▶ **Short task**
Copy out every line of the entries below verbatim, omitting the pictures.

++++++++++++++++++++

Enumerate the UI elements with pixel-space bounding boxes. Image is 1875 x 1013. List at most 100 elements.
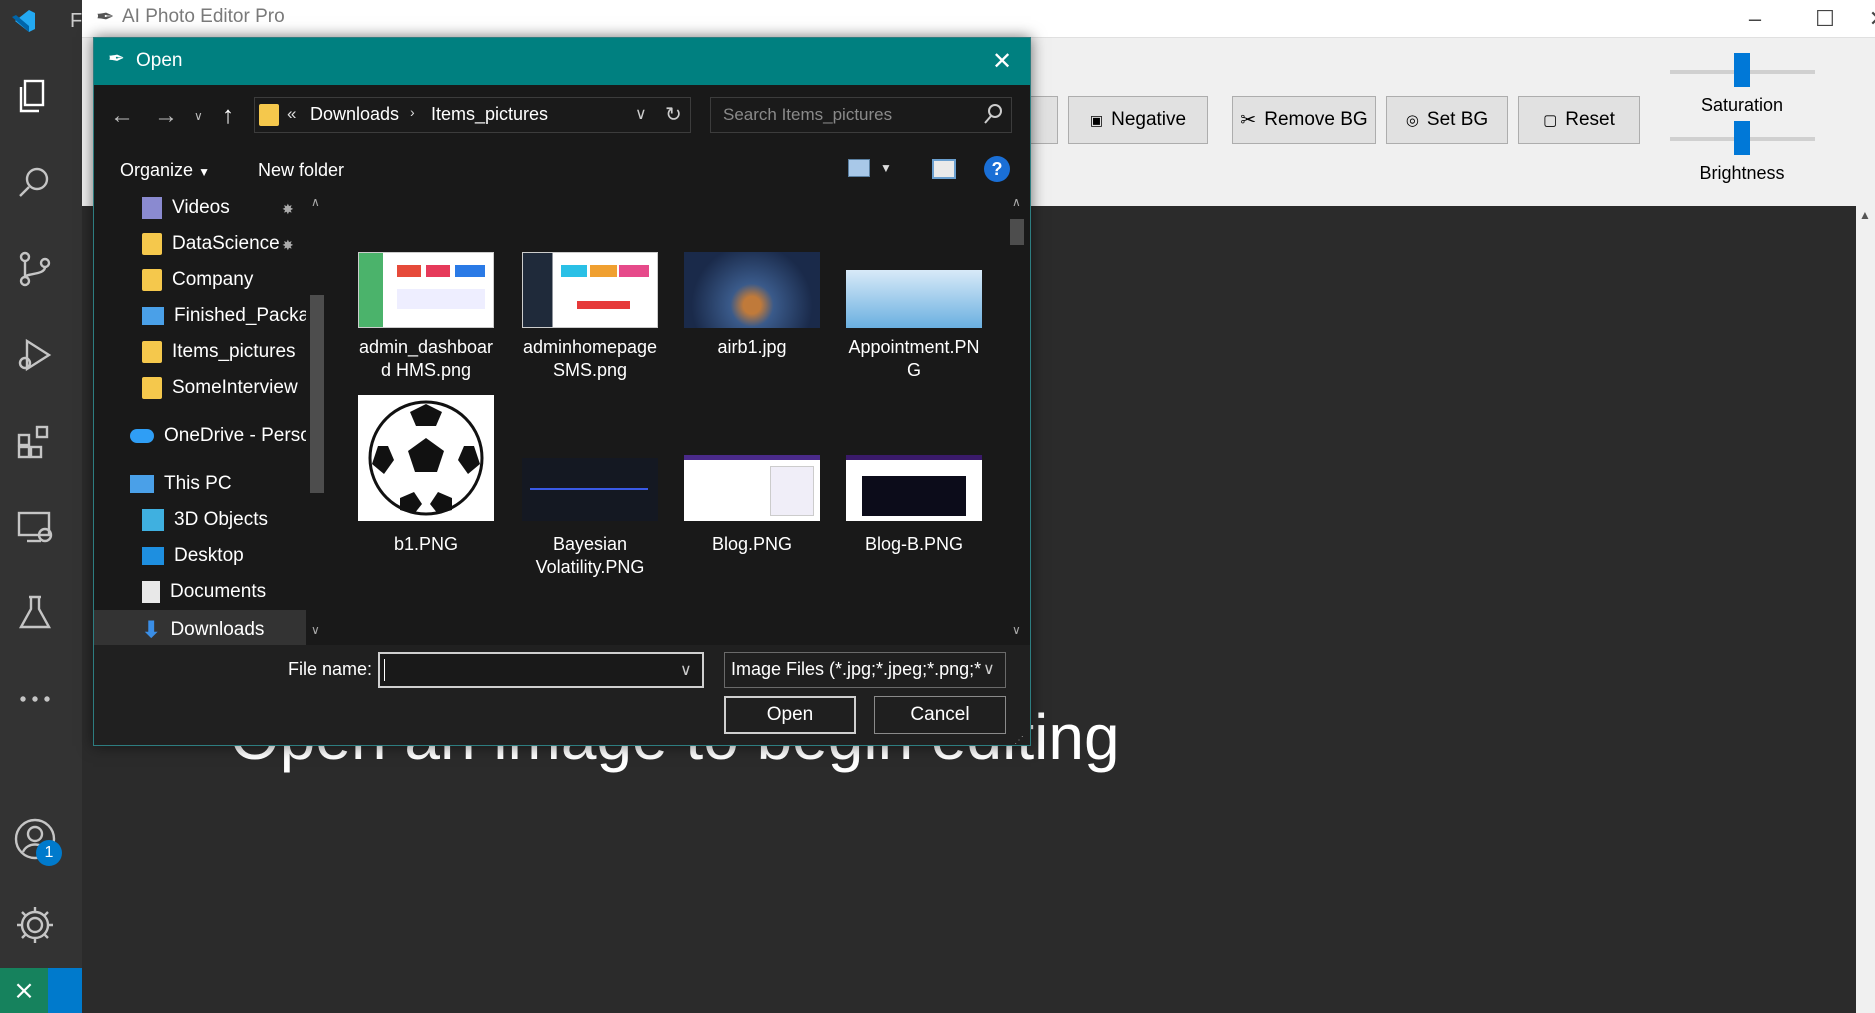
file-name-label: b1.PNG <box>393 534 459 554</box>
negative-label: Negative <box>1111 109 1187 130</box>
breadcrumb-separator-icon: › <box>410 104 415 120</box>
folder-icon <box>142 377 162 399</box>
desktop-icon <box>142 547 164 565</box>
file-thumbnail <box>684 252 820 328</box>
nav-item-3d-objects[interactable]: 3D Objects <box>142 509 268 531</box>
address-dropdown-icon[interactable]: ∨ <box>635 104 647 124</box>
file-thumbnail <box>358 395 494 521</box>
text-cursor <box>384 659 385 681</box>
nav-item-this-pc[interactable]: This PC <box>130 473 232 495</box>
dialog-title: Open <box>136 50 183 71</box>
help-icon[interactable]: ? <box>984 156 1010 182</box>
remote-indicator-icon[interactable]: ⨯ <box>0 968 48 1013</box>
negative-button[interactable]: ▣ Negative <box>1068 96 1208 144</box>
source-control-icon[interactable] <box>0 234 70 304</box>
change-view-icon[interactable] <box>848 159 870 177</box>
remove-bg-button[interactable]: ✂ Remove BG <box>1232 96 1376 144</box>
new-folder-button[interactable]: New folder <box>258 160 344 181</box>
nav-item-items-pictures[interactable]: Items_pictures <box>142 341 296 363</box>
documents-icon <box>142 581 160 603</box>
vscode-activity-bar: 1 <box>0 0 82 1013</box>
file-name-label: adminhomepage SMS.png <box>522 337 658 380</box>
file-list-scrollbar[interactable]: ∧ ∨ <box>1004 195 1030 645</box>
nav-item-label: Desktop <box>174 545 244 566</box>
nav-item-videos[interactable]: Videos <box>142 197 230 219</box>
file-name-label: admin_dashboar d HMS.png <box>358 337 494 380</box>
nav-item-label: Videos <box>172 197 230 218</box>
brightness-label: Brightness <box>1699 163 1785 183</box>
organize-button[interactable]: Organize ▼ <box>120 160 210 181</box>
cancel-button[interactable]: Cancel <box>874 696 1006 734</box>
nav-item-label: This PC <box>164 473 232 494</box>
settings-gear-icon[interactable] <box>0 890 70 960</box>
vscode-title-fragment: F <box>70 10 83 32</box>
nav-item-label: Finished_Packag <box>174 305 320 326</box>
address-bar[interactable]: « Downloads › Items_pictures ∨ ↻ <box>254 97 691 133</box>
monitor-folder-icon <box>142 307 164 325</box>
vscode-logo-icon <box>0 0 46 42</box>
reset-button[interactable]: ▢ Reset <box>1518 96 1640 144</box>
resize-grip-icon[interactable]: ⋰ <box>1014 735 1024 746</box>
palette-icon: ◎ <box>1405 112 1419 129</box>
breadcrumb-items-pictures[interactable]: Items_pictures <box>431 104 548 125</box>
reset-icon: ▢ <box>1543 112 1558 129</box>
nav-item-datascience[interactable]: DataScience <box>142 233 280 255</box>
dialog-close-button[interactable]: ✕ <box>992 47 1012 76</box>
recent-locations-chevron-icon[interactable]: ∨ <box>194 109 203 123</box>
accounts-icon[interactable] <box>0 804 70 874</box>
breadcrumb-overflow[interactable]: « <box>287 104 296 124</box>
file-list-scrollbar-thumb[interactable] <box>1010 219 1024 245</box>
nav-item-desktop[interactable]: Desktop <box>142 545 244 567</box>
minimize-button[interactable]: – <box>1720 0 1790 38</box>
refresh-icon[interactable]: ↻ <box>665 102 682 127</box>
extensions-icon[interactable] <box>0 406 70 476</box>
close-button[interactable]: ✕ <box>1860 0 1875 38</box>
explorer-icon[interactable] <box>0 62 70 132</box>
maximize-button[interactable]: ☐ <box>1790 0 1860 38</box>
brightness-slider-thumb[interactable] <box>1734 121 1750 155</box>
remote-explorer-icon[interactable] <box>0 492 70 562</box>
file-thumbnail <box>846 270 982 328</box>
open-button[interactable]: Open <box>724 696 856 734</box>
forward-arrow-icon[interactable]: → <box>154 102 178 130</box>
saturation-slider-thumb[interactable] <box>1734 53 1750 87</box>
file-name-input[interactable]: ∨ <box>378 652 704 688</box>
accounts-badge: 1 <box>36 840 62 866</box>
file-name-label: Blog-B.PNG <box>864 534 964 554</box>
nav-item-finished-packag[interactable]: Finished_Packag <box>142 305 320 327</box>
preview-pane-icon[interactable] <box>932 159 956 179</box>
nav-item-onedrive[interactable]: OneDrive - Persor <box>130 425 317 447</box>
view-dropdown-icon[interactable]: ▼ <box>880 161 892 175</box>
search-input[interactable]: Search Items_pictures <box>710 97 1012 133</box>
more-icon[interactable] <box>0 664 70 734</box>
nav-item-label: 3D Objects <box>174 509 268 530</box>
set-bg-label: Set BG <box>1426 109 1489 130</box>
nav-item-downloads[interactable]: ⬇ Downloads <box>142 617 264 643</box>
file-name-dropdown-icon[interactable]: ∨ <box>680 660 692 680</box>
back-arrow-icon[interactable]: ← <box>110 102 134 130</box>
nav-item-documents[interactable]: Documents <box>142 581 266 603</box>
navigation-scrollbar[interactable]: ∧ ∨ <box>306 195 328 645</box>
set-bg-button[interactable]: ◎ Set BG <box>1386 96 1508 144</box>
breadcrumb-downloads[interactable]: Downloads <box>310 104 399 125</box>
testing-icon[interactable] <box>0 578 70 648</box>
scroll-up-icon[interactable]: ∧ <box>311 195 320 209</box>
nav-item-company[interactable]: Company <box>142 269 253 291</box>
run-debug-icon[interactable] <box>0 320 70 390</box>
file-thumbnail <box>522 252 658 328</box>
file-type-select[interactable]: Image Files (*.jpg;*.jpeg;*.png;* ∨ <box>724 652 1006 688</box>
nav-item-someinterview[interactable]: SomeInterview <box>142 377 298 399</box>
scroll-up-icon[interactable]: ∧ <box>1012 195 1021 209</box>
navigation-scrollbar-thumb[interactable] <box>310 295 324 493</box>
file-type-dropdown-icon[interactable]: ∨ <box>983 659 995 679</box>
up-arrow-icon[interactable]: ↑ <box>222 102 234 130</box>
nav-item-label: Downloads <box>170 619 265 640</box>
scroll-up-icon[interactable]: ▲ <box>1859 208 1871 222</box>
scroll-down-icon[interactable]: ∨ <box>311 623 320 637</box>
canvas-scrollbar[interactable]: ▲ <box>1856 206 1875 1013</box>
file-thumbnail <box>358 252 494 328</box>
search-icon[interactable] <box>0 148 70 218</box>
status-bar-segment <box>48 968 84 1013</box>
scroll-down-icon[interactable]: ∨ <box>1012 623 1021 637</box>
search-icon <box>983 103 1003 130</box>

++++++++++++++++++++

▶ **Answer to this problem**
Enumerate the UI elements with pixel-space bounding boxes. Image is 1875 x 1013. List at most 100 elements.
file-name-label: b1.PNG <box>393 534 459 554</box>
negative-label: Negative <box>1111 109 1187 130</box>
breadcrumb-separator-icon: › <box>410 104 415 120</box>
folder-icon <box>142 377 162 399</box>
desktop-icon <box>142 547 164 565</box>
file-thumbnail <box>684 252 820 328</box>
nav-item-3d-objects[interactable]: 3D Objects <box>142 509 268 531</box>
address-dropdown-icon[interactable]: ∨ <box>635 104 647 124</box>
file-thumbnail <box>358 395 494 521</box>
text-cursor <box>384 659 385 681</box>
nav-item-this-pc[interactable]: This PC <box>130 473 232 495</box>
dialog-title: Open <box>136 50 183 71</box>
help-icon[interactable]: ? <box>984 156 1010 182</box>
remote-indicator-icon[interactable]: ⨯ <box>0 968 48 1013</box>
negative-button[interactable]: ▣ Negative <box>1068 96 1208 144</box>
source-control-icon[interactable] <box>0 234 70 304</box>
change-view-icon[interactable] <box>848 159 870 177</box>
remove-bg-button[interactable]: ✂ Remove BG <box>1232 96 1376 144</box>
new-folder-button[interactable]: New folder <box>258 160 344 181</box>
nav-item-items-pictures[interactable]: Items_pictures <box>142 341 296 363</box>
documents-icon <box>142 581 160 603</box>
vscode-activity-bar: 1 <box>0 0 82 1013</box>
file-name-label: adminhomepage SMS.png <box>522 337 658 380</box>
file-list-scrollbar[interactable]: ∧ ∨ <box>1004 195 1030 645</box>
nav-item-label: Desktop <box>174 545 244 566</box>
nav-item-videos[interactable]: Videos <box>142 197 230 219</box>
file-name-label: admin_dashboar d HMS.png <box>358 337 494 380</box>
nav-item-label: Videos <box>172 197 230 218</box>
brightness-label: Brightness <box>1699 163 1785 183</box>
organize-button[interactable]: Organize ▼ <box>120 160 210 181</box>
cancel-button[interactable]: Cancel <box>874 696 1006 734</box>
nav-item-label: This PC <box>164 473 232 494</box>
settings-gear-icon[interactable] <box>0 890 70 960</box>
vscode-title-fragment: F <box>70 10 83 32</box>
nav-item-label: Finished_Packag <box>174 305 320 326</box>
address-bar[interactable]: « Downloads › Items_pictures ∨ ↻ <box>254 97 691 133</box>
monitor-folder-icon <box>142 307 164 325</box>
vscode-logo-icon <box>0 0 46 42</box>
reset-button[interactable]: ▢ Reset <box>1518 96 1640 144</box>
resize-grip-icon[interactable]: ⋰ <box>1014 735 1024 746</box>
palette-icon: ◎ <box>1405 112 1419 129</box>
breadcrumb-items-pictures[interactable]: Items_pictures <box>431 104 548 125</box>
reset-icon: ▢ <box>1543 112 1558 129</box>
nav-item-datascience[interactable]: DataScience <box>142 233 280 255</box>
dialog-close-button[interactable]: ✕ <box>992 47 1012 76</box>
recent-locations-chevron-icon[interactable]: ∨ <box>194 109 203 123</box>
accounts-icon[interactable] <box>0 804 70 874</box>
breadcrumb-overflow[interactable]: « <box>287 104 296 124</box>
file-list-scrollbar-thumb[interactable] <box>1010 219 1024 245</box>
nav-item-desktop[interactable]: Desktop <box>142 545 244 567</box>
minimize-button[interactable]: – <box>1720 0 1790 38</box>
refresh-icon[interactable]: ↻ <box>665 102 682 127</box>
extensions-icon[interactable] <box>0 406 70 476</box>
close-button[interactable]: ✕ <box>1860 0 1875 38</box>
explorer-icon[interactable] <box>0 62 70 132</box>
maximize-button[interactable]: ☐ <box>1790 0 1860 38</box>
brightness-slider-thumb[interactable] <box>1734 121 1750 155</box>
remote-explorer-icon[interactable] <box>0 492 70 562</box>
file-thumbnail <box>846 270 982 328</box>
open-button[interactable]: Open <box>724 696 856 734</box>
forward-arrow-icon[interactable]: → <box>154 102 178 130</box>
saturation-slider-thumb[interactable] <box>1734 53 1750 87</box>
file-name-input[interactable]: ∨ <box>378 652 704 688</box>
accounts-badge: 1 <box>36 840 62 866</box>
file-name-label: Blog-B.PNG <box>864 534 964 554</box>
nav-item-finished-packag[interactable]: Finished_Packag <box>142 305 320 327</box>
preview-pane-icon[interactable] <box>932 159 956 179</box>
nav-item-onedrive[interactable]: OneDrive - Persor <box>130 425 317 447</box>
view-dropdown-icon[interactable]: ▼ <box>880 161 892 175</box>
search-input[interactable]: Search Items_pictures <box>710 97 1012 133</box>
more-icon[interactable] <box>0 664 70 734</box>
nav-item-label: 3D Objects <box>174 509 268 530</box>
set-bg-label: Set BG <box>1426 109 1489 130</box>
nav-item-downloads[interactable]: ⬇ Downloads <box>142 617 264 643</box>
file-name-dropdown-icon[interactable]: ∨ <box>680 660 692 680</box>
back-arrow-icon[interactable]: ← <box>110 102 134 130</box>
nav-item-documents[interactable]: Documents <box>142 581 266 603</box>
navigation-scrollbar[interactable]: ∧ ∨ <box>306 195 328 645</box>
set-bg-button[interactable]: ◎ Set BG <box>1386 96 1508 144</box>
breadcrumb-downloads[interactable]: Downloads <box>310 104 399 125</box>
testing-icon[interactable] <box>0 578 70 648</box>
scroll-up-icon[interactable]: ∧ <box>311 195 320 209</box>
nav-item-company[interactable]: Company <box>142 269 253 291</box>
run-debug-icon[interactable] <box>0 320 70 390</box>
file-thumbnail <box>522 252 658 328</box>
file-type-select[interactable]: Image Files (*.jpg;*.jpeg;*.png;* ∨ <box>724 652 1006 688</box>
nav-item-someinterview[interactable]: SomeInterview <box>142 377 298 399</box>
scroll-up-icon[interactable]: ∧ <box>1012 195 1021 209</box>
navigation-scrollbar-thumb[interactable] <box>310 295 324 493</box>
file-type-dropdown-icon[interactable]: ∨ <box>983 659 995 679</box>
up-arrow-icon[interactable]: ↑ <box>222 102 234 130</box>
nav-item-label: Downloads <box>170 619 265 640</box>
scroll-up-icon[interactable]: ▲ <box>1859 208 1871 222</box>
scroll-down-icon[interactable]: ∨ <box>311 623 320 637</box>
canvas-scrollbar[interactable]: ▲ <box>1856 206 1875 1013</box>
file-thumbnail <box>358 252 494 328</box>
search-icon[interactable] <box>0 148 70 218</box>
status-bar-segment <box>48 968 84 1013</box>
scroll-down-icon[interactable]: ∨ <box>1012 623 1021 637</box>
search-icon <box>983 103 1003 130</box>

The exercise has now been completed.